[What to produce] Return each line of the material verbatim.

[Records supplied]
========
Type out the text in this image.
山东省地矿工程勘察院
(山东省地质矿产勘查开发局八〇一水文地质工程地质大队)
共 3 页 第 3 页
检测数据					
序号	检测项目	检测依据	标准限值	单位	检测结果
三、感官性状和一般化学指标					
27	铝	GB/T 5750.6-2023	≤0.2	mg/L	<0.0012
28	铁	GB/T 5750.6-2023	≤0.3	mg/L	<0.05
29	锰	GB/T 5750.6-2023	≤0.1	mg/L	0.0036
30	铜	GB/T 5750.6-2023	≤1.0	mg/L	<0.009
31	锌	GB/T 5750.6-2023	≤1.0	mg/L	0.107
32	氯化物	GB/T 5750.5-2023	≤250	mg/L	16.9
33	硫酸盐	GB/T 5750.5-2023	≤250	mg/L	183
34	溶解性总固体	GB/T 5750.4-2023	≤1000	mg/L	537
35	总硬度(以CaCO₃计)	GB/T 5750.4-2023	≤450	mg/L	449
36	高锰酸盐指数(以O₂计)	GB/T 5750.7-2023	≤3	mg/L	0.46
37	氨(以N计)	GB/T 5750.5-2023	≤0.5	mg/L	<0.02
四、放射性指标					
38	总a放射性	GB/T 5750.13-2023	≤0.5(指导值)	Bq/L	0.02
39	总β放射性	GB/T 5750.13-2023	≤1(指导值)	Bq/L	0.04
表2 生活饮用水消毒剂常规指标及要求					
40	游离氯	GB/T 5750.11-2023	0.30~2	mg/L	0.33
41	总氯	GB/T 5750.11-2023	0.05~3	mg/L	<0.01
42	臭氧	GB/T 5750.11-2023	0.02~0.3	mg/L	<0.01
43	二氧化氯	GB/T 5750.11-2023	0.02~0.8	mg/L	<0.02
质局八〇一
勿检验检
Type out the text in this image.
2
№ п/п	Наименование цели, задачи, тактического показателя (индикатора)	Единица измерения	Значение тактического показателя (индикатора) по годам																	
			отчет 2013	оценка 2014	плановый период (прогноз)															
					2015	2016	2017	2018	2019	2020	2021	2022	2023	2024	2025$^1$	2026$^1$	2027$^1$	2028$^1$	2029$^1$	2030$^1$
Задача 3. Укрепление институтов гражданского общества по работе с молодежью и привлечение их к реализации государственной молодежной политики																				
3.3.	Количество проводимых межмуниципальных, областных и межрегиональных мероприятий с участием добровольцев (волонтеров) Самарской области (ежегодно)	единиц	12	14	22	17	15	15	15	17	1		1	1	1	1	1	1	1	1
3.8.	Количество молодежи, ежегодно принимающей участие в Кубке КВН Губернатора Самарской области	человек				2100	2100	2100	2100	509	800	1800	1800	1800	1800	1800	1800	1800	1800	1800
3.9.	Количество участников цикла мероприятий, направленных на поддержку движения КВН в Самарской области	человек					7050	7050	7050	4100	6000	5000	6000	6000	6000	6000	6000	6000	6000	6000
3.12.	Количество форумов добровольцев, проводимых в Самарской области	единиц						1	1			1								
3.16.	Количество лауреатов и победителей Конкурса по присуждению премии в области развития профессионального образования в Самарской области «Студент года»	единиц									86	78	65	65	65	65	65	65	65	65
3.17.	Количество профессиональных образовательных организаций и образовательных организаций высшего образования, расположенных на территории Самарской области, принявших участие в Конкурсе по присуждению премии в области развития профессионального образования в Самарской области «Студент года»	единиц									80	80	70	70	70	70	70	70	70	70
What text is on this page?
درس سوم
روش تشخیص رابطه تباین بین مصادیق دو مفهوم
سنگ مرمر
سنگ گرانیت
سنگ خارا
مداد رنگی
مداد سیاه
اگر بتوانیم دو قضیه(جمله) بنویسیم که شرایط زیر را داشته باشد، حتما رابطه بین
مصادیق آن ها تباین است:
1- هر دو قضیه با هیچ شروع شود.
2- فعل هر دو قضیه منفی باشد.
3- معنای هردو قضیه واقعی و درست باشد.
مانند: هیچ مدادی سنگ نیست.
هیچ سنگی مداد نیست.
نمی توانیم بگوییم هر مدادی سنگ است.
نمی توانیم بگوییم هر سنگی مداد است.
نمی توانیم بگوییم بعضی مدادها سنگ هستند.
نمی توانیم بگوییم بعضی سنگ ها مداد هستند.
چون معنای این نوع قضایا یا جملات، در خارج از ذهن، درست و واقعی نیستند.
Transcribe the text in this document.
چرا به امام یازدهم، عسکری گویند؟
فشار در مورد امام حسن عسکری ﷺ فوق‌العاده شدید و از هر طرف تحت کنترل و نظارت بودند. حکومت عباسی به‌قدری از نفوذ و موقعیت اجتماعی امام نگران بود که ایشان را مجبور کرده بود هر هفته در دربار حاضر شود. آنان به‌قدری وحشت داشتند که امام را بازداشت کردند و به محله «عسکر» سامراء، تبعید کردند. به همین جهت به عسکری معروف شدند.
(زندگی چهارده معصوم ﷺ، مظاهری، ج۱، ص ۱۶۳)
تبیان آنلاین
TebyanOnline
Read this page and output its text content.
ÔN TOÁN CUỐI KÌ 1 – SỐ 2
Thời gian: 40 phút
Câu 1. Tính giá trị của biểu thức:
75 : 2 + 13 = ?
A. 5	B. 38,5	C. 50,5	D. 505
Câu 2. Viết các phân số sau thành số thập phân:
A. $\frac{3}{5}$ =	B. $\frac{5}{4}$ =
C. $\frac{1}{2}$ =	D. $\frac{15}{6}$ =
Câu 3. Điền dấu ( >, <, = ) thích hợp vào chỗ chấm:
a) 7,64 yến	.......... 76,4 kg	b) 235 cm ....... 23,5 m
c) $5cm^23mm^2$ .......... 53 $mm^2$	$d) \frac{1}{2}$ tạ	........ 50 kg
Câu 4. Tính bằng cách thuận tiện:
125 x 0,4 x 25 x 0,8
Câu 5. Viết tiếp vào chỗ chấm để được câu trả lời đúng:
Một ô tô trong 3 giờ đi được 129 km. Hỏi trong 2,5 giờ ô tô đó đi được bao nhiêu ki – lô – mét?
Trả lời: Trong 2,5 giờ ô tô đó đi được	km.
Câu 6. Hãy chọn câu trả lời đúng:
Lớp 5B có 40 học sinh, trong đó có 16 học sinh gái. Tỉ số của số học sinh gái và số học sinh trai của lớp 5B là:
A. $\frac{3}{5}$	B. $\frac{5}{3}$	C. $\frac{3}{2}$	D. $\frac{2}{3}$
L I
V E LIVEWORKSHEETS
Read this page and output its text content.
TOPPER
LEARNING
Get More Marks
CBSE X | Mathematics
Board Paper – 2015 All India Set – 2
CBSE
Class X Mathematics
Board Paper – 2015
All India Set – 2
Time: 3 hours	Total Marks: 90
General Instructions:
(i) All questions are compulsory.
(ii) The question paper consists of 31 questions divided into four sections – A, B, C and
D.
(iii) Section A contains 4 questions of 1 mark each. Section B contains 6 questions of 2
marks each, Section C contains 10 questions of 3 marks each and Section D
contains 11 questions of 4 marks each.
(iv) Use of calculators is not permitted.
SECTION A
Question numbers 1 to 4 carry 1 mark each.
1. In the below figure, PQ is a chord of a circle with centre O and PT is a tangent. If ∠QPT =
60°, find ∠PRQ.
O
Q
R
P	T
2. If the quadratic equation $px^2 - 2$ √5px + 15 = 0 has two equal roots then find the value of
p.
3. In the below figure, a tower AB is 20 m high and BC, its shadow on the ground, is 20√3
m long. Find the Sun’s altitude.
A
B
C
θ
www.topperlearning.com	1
========
[Written answer]
Type out the text in this image.
山东省地矿工程勘察院
(山东省地质矿产勘查开发局八〇一水文地质工程地质大队)
共 3 页 第 3 页
检测数据					
序号	检测项目	检测依据	标准限值	单位	检测结果
三、感官性状和一般化学指标					
27	铝	GB/T 5750.6-2023	≤0.2	mg/L	<0.0012
28	铁	GB/T 5750.6-2023	≤0.3	mg/L	<0.05
29	锰	GB/T 5750.6-2023	≤0.1	mg/L	0.0036
30	铜	GB/T 5750.6-2023	≤1.0	mg/L	<0.009
31	锌	GB/T 5750.6-2023	≤1.0	mg/L	0.107
32	氯化物	GB/T 5750.5-2023	≤250	mg/L	16.9
33	硫酸盐	GB/T 5750.5-2023	≤250	mg/L	183
34	溶解性总固体	GB/T 5750.4-2023	≤1000	mg/L	537
35	总硬度(以CaCO₃计)	GB/T 5750.4-2023	≤450	mg/L	449
36	高锰酸盐指数(以O₂计)	GB/T 5750.7-2023	≤3	mg/L	0.46
37	氨(以N计)	GB/T 5750.5-2023	≤0.5	mg/L	<0.02
四、放射性指标					
38	总a放射性	GB/T 5750.13-2023	≤0.5(指导值)	Bq/L	0.02
39	总β放射性	GB/T 5750.13-2023	≤1(指导值)	Bq/L	0.04
表2 生活饮用水消毒剂常规指标及要求					
40	游离氯	GB/T 5750.11-2023	0.30~2	mg/L	0.33
41	总氯	GB/T 5750.11-2023	0.05~3	mg/L	<0.01
42	臭氧	GB/T 5750.11-2023	0.02~0.3	mg/L	<0.01
43	二氧化氯	GB/T 5750.11-2023	0.02~0.8	mg/L	<0.02
质局八〇一
勿检验检
Type out the text in this image.
2
№ п/п	Наименование цели, задачи, тактического показателя (индикатора)	Единица измерения	Значение тактического показателя (индикатора) по годам																	
			отчет 2013	оценка 2014	плановый период (прогноз)															
					2015	2016	2017	2018	2019	2020	2021	2022	2023	2024	2025$^1$	2026$^1$	2027$^1$	2028$^1$	2029$^1$	2030$^1$
Задача 3. Укрепление институтов гражданского общества по работе с молодежью и привлечение их к реализации государственной молодежной политики																				
3.3.	Количество проводимых межмуниципальных, областных и межрегиональных мероприятий с участием добровольцев (волонтеров) Самарской области (ежегодно)	единиц	12	14	22	17	15	15	15	17	1		1	1	1	1	1	1	1	1
3.8.	Количество молодежи, ежегодно принимающей участие в Кубке КВН Губернатора Самарской области	человек				2100	2100	2100	2100	509	800	1800	1800	1800	1800	1800	1800	1800	1800	1800
3.9.	Количество участников цикла мероприятий, направленных на поддержку движения КВН в Самарской области	человек					7050	7050	7050	4100	6000	5000	6000	6000	6000	6000	6000	6000	6000	6000
3.12.	Количество форумов добровольцев, проводимых в Самарской области	единиц						1	1			1								
3.16.	Количество лауреатов и победителей Конкурса по присуждению премии в области развития профессионального образования в Самарской области «Студент года»	единиц									86	78	65	65	65	65	65	65	65	65
3.17.	Количество профессиональных образовательных организаций и образовательных организаций высшего образования, расположенных на территории Самарской области, принявших участие в Конкурсе по присуждению премии в области развития профессионального образования в Самарской области «Студент года»	единиц									80	80	70	70	70	70	70	70	70	70
What text is on this page?
درس سوم
روش تشخیص رابطه تباین بین مصادیق دو مفهوم
سنگ مرمر
سنگ گرانیت
سنگ خارا
مداد رنگی
مداد سیاه
اگر بتوانیم دو قضیه(جمله) بنویسیم که شرایط زیر را داشته باشد، حتما رابطه بین
مصادیق آن ها تباین است:
1- هر دو قضیه با هیچ شروع شود.
2- فعل هر دو قضیه منفی باشد.
3- معنای هردو قضیه واقعی و درست باشد.
مانند: هیچ مدادی سنگ نیست.
هیچ سنگی مداد نیست.
نمی توانیم بگوییم هر مدادی سنگ است.
نمی توانیم بگوییم هر سنگی مداد است.
نمی توانیم بگوییم بعضی مدادها سنگ هستند.
نمی توانیم بگوییم بعضی سنگ ها مداد هستند.
چون معنای این نوع قضایا یا جملات، در خارج از ذهن، درست و واقعی نیستند.
Transcribe the text in this document.
چرا به امام یازدهم، عسکری گویند؟
فشار در مورد امام حسن عسکری ﷺ فوق‌العاده شدید و از هر طرف تحت کنترل و نظارت بودند. حکومت عباسی به‌قدری از نفوذ و موقعیت اجتماعی امام نگران بود که ایشان را مجبور کرده بود هر هفته در دربار حاضر شود. آنان به‌قدری وحشت داشتند که امام را بازداشت کردند و به محله «عسکر» سامراء، تبعید کردند. به همین جهت به عسکری معروف شدند.
(زندگی چهارده معصوم ﷺ، مظاهری، ج۱، ص ۱۶۳)
تبیان آنلاین
TebyanOnline
Read this page and output its text content.
ÔN TOÁN CUỐI KÌ 1 – SỐ 2
Thời gian: 40 phút
Câu 1. Tính giá trị của biểu thức:
75 : 2 + 13 = ?
A. 5	B. 38,5	C. 50,5	D. 505
Câu 2. Viết các phân số sau thành số thập phân:
A. $\frac{3}{5}$ =	B. $\frac{5}{4}$ =
C. $\frac{1}{2}$ =	D. $\frac{15}{6}$ =
Câu 3. Điền dấu ( >, <, = ) thích hợp vào chỗ chấm:
a) 7,64 yến	.......... 76,4 kg	b) 235 cm ....... 23,5 m
c) $5cm^23mm^2$ .......... 53 $mm^2$	$d) \frac{1}{2}$ tạ	........ 50 kg
Câu 4. Tính bằng cách thuận tiện:
125 x 0,4 x 25 x 0,8
Câu 5. Viết tiếp vào chỗ chấm để được câu trả lời đúng:
Một ô tô trong 3 giờ đi được 129 km. Hỏi trong 2,5 giờ ô tô đó đi được bao nhiêu ki – lô – mét?
Trả lời: Trong 2,5 giờ ô tô đó đi được	km.
Câu 6. Hãy chọn câu trả lời đúng:
Lớp 5B có 40 học sinh, trong đó có 16 học sinh gái. Tỉ số của số học sinh gái và số học sinh trai của lớp 5B là:
A. $\frac{3}{5}$	B. $\frac{5}{3}$	C. $\frac{3}{2}$	D. $\frac{2}{3}$
L I
V E LIVEWORKSHEETS
Read this page and output its text content.
TOPPER
LEARNING
Get More Marks
CBSE X | Mathematics
Board Paper – 2015 All India Set – 2
CBSE
Class X Mathematics
Board Paper – 2015
All India Set – 2
Time: 3 hours	Total Marks: 90
General Instructions:
(i) All questions are compulsory.
(ii) The question paper consists of 31 questions divided into four sections – A, B, C and
D.
(iii) Section A contains 4 questions of 1 mark each. Section B contains 6 questions of 2
marks each, Section C contains 10 questions of 3 marks each and Section D
contains 11 questions of 4 marks each.
(iv) Use of calculators is not permitted.
SECTION A
Question numbers 1 to 4 carry 1 mark each.
1. In the below figure, PQ is a chord of a circle with centre O and PT is a tangent. If ∠QPT =
60°, find ∠PRQ.
O
Q
R
P	T
2. If the quadratic equation $px^2 - 2$ √5px + 15 = 0 has two equal roots then find the value of
p.
3. In the below figure, a tower AB is 20 m high and BC, its shadow on the ground, is 20√3
m long. Find the Sun’s altitude.
A
B
C
θ
www.topperlearning.com	1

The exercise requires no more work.